GOAL OF THE EXERCISE
What is the number of lines containing the string "right"? Answer with the number only.

DATA RECORDS
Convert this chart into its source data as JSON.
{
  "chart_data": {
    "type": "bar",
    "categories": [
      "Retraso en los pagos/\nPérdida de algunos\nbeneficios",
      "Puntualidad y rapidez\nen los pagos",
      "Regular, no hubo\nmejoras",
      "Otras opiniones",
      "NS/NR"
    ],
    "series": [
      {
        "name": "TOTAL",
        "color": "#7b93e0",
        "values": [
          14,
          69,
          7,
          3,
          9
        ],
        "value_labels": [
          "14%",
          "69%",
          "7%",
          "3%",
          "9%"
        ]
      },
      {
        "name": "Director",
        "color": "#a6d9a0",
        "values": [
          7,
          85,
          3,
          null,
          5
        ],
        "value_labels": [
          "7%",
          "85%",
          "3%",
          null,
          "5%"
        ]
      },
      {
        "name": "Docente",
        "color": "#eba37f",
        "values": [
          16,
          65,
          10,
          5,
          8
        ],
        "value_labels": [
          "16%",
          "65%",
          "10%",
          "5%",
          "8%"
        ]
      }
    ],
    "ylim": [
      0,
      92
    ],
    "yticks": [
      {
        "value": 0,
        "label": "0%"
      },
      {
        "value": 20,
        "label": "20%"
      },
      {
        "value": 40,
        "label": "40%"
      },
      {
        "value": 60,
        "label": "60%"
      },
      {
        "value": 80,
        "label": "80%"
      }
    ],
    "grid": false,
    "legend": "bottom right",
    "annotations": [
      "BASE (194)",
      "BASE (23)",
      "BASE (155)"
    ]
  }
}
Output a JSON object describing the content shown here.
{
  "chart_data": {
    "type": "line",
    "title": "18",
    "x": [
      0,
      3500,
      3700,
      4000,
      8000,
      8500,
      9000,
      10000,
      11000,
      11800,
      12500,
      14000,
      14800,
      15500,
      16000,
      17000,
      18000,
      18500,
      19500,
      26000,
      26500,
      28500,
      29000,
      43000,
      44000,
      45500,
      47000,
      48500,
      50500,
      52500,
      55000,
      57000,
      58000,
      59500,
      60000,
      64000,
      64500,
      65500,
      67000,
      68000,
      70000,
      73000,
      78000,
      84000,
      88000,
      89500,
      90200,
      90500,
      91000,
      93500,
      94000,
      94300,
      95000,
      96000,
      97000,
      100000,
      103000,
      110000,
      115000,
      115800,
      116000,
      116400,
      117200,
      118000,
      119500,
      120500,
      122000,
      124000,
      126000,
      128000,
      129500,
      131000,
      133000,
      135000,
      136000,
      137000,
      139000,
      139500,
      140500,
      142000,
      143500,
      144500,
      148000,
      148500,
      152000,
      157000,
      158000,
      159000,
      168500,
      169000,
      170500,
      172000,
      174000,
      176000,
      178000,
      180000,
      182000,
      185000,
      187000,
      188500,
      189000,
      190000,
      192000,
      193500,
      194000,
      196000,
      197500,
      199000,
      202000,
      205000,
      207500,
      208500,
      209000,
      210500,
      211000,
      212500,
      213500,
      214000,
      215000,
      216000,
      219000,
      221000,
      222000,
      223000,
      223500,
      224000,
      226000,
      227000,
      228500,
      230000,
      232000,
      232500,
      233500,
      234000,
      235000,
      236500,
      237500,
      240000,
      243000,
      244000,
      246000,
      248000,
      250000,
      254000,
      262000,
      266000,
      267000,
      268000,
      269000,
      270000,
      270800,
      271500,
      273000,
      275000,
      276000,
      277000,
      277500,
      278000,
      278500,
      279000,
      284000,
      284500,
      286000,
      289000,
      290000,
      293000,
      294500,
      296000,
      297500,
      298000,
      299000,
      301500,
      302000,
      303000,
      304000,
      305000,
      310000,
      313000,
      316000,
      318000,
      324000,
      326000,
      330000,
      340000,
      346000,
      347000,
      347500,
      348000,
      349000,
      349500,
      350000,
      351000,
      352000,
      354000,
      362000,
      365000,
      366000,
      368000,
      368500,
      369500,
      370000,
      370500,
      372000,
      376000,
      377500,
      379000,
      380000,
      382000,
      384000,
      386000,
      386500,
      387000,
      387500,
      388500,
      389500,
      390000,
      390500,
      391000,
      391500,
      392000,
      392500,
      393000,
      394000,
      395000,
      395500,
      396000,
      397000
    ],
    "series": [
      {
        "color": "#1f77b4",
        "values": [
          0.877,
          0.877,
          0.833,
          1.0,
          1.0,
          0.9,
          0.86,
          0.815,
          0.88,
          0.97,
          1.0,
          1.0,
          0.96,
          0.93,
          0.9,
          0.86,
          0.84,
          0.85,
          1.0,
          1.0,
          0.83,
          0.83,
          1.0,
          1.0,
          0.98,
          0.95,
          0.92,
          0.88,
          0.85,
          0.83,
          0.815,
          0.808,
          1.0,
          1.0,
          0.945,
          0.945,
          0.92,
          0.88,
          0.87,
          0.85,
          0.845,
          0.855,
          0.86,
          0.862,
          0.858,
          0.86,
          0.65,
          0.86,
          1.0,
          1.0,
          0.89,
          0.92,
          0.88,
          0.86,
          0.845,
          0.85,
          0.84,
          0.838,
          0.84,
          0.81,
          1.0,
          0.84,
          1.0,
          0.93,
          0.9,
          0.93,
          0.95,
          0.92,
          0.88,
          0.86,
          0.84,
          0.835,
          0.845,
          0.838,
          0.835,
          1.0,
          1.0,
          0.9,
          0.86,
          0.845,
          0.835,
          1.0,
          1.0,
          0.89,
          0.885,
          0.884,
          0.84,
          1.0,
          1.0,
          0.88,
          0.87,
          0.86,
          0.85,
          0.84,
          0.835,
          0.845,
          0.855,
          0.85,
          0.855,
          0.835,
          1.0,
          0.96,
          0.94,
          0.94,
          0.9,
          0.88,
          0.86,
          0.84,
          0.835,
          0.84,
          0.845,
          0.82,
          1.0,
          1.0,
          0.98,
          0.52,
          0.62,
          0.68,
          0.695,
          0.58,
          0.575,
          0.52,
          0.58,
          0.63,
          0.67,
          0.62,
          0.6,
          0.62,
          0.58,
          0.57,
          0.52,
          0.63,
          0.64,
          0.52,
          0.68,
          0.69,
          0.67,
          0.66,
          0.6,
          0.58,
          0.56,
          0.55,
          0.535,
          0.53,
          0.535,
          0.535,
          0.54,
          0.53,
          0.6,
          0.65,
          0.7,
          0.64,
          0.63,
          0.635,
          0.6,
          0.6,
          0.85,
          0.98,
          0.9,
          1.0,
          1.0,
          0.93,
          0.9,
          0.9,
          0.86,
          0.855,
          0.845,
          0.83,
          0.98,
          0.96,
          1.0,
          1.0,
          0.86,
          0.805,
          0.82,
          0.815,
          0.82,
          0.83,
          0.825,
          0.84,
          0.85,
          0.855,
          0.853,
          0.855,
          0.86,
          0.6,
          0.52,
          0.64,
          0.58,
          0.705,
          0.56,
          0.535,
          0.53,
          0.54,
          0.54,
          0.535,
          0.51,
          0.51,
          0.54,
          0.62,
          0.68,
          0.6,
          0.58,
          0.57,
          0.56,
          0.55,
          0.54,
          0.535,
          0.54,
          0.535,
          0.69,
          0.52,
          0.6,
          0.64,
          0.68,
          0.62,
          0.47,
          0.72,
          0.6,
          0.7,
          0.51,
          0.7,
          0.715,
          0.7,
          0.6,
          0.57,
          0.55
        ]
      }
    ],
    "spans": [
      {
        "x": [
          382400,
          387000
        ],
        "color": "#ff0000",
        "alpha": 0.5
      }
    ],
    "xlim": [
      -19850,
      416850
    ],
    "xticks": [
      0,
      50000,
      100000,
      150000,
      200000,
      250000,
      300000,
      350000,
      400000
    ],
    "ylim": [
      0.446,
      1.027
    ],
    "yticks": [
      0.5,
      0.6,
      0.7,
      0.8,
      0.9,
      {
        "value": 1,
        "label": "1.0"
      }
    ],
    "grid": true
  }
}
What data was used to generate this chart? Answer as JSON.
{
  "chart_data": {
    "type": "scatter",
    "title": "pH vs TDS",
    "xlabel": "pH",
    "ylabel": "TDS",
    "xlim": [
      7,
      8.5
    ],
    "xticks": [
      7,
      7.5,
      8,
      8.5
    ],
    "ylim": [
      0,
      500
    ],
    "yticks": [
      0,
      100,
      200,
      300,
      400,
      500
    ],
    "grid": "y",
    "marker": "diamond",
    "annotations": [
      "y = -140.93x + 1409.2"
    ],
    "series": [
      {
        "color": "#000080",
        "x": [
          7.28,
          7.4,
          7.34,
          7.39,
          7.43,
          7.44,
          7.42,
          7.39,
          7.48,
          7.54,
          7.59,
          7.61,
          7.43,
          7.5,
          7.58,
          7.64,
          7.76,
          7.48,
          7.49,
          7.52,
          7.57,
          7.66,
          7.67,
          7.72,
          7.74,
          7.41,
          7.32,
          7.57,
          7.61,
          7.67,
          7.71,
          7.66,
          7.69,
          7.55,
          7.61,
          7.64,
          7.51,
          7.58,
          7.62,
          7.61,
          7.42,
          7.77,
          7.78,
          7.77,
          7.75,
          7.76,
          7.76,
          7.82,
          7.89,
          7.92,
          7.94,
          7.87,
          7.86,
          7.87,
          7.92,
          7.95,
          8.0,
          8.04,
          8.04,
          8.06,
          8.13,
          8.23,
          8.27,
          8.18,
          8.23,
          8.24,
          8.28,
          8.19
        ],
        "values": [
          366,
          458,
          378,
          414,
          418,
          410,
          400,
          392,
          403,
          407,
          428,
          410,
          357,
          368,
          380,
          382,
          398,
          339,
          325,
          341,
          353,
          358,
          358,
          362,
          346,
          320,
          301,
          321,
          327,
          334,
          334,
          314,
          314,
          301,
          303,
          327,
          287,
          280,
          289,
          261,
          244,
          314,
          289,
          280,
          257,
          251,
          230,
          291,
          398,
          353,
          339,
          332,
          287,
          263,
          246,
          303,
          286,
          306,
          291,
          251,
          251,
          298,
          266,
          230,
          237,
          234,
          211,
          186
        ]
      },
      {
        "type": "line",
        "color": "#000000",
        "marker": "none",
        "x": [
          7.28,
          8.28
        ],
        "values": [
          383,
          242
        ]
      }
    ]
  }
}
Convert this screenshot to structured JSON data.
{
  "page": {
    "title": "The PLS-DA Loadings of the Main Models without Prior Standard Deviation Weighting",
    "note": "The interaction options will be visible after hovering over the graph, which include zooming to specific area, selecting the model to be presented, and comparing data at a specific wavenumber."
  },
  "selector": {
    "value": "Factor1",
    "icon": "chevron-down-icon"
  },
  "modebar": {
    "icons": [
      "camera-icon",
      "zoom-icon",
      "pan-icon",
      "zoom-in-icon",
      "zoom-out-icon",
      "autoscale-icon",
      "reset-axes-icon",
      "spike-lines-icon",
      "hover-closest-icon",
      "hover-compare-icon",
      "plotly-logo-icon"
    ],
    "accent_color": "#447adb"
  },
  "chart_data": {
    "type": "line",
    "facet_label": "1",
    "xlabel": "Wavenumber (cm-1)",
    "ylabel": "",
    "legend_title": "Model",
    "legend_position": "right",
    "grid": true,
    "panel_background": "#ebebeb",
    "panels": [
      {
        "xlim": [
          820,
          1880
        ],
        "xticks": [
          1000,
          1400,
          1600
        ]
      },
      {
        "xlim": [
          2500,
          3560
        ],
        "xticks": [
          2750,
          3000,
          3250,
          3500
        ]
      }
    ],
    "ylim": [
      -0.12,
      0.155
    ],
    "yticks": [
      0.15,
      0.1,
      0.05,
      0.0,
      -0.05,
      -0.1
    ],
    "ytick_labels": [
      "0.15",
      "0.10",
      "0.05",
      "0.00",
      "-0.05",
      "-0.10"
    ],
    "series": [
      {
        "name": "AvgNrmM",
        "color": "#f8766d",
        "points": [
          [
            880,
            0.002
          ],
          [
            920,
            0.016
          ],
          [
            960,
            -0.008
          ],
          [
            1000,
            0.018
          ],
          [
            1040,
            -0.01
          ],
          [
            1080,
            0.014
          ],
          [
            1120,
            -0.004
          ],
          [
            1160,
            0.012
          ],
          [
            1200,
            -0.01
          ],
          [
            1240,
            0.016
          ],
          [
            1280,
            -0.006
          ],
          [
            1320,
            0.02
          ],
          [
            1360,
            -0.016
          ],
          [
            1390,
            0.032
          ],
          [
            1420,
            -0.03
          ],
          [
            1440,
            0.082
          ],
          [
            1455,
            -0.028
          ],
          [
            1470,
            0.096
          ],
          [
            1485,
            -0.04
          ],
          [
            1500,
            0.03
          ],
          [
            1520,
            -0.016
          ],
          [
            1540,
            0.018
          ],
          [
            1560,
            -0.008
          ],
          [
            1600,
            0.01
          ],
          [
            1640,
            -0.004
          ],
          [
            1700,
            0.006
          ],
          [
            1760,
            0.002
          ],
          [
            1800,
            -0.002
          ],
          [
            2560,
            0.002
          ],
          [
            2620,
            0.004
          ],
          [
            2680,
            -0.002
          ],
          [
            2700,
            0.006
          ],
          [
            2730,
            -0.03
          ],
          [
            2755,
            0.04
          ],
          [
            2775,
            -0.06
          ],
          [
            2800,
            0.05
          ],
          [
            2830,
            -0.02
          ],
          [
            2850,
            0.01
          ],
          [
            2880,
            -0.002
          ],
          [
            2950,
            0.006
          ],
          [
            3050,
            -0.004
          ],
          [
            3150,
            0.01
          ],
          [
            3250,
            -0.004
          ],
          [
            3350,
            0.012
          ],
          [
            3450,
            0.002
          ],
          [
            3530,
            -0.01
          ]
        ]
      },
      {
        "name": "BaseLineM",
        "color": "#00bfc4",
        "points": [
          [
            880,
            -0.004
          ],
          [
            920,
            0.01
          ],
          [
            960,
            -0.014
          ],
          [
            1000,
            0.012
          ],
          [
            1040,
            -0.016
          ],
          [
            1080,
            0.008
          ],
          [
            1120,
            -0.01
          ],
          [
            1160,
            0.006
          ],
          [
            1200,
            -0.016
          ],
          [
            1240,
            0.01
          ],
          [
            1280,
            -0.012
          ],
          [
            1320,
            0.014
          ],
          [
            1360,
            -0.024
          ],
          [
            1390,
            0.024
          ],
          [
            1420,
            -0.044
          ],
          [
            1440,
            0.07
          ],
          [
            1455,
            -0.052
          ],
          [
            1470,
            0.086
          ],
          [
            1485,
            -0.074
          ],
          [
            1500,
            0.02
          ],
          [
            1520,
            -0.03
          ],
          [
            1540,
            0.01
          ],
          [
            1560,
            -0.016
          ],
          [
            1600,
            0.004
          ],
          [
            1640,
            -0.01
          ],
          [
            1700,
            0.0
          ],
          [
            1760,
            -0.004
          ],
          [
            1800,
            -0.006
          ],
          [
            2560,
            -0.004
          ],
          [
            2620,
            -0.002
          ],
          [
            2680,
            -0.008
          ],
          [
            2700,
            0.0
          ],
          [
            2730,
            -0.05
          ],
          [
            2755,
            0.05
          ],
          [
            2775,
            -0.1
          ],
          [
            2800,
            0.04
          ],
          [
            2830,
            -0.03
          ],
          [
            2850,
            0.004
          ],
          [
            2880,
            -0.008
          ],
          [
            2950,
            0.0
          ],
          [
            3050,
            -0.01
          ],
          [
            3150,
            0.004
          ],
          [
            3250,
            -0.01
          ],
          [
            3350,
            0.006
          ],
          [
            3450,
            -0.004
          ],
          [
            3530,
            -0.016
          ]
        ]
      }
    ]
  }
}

RESPONSE
2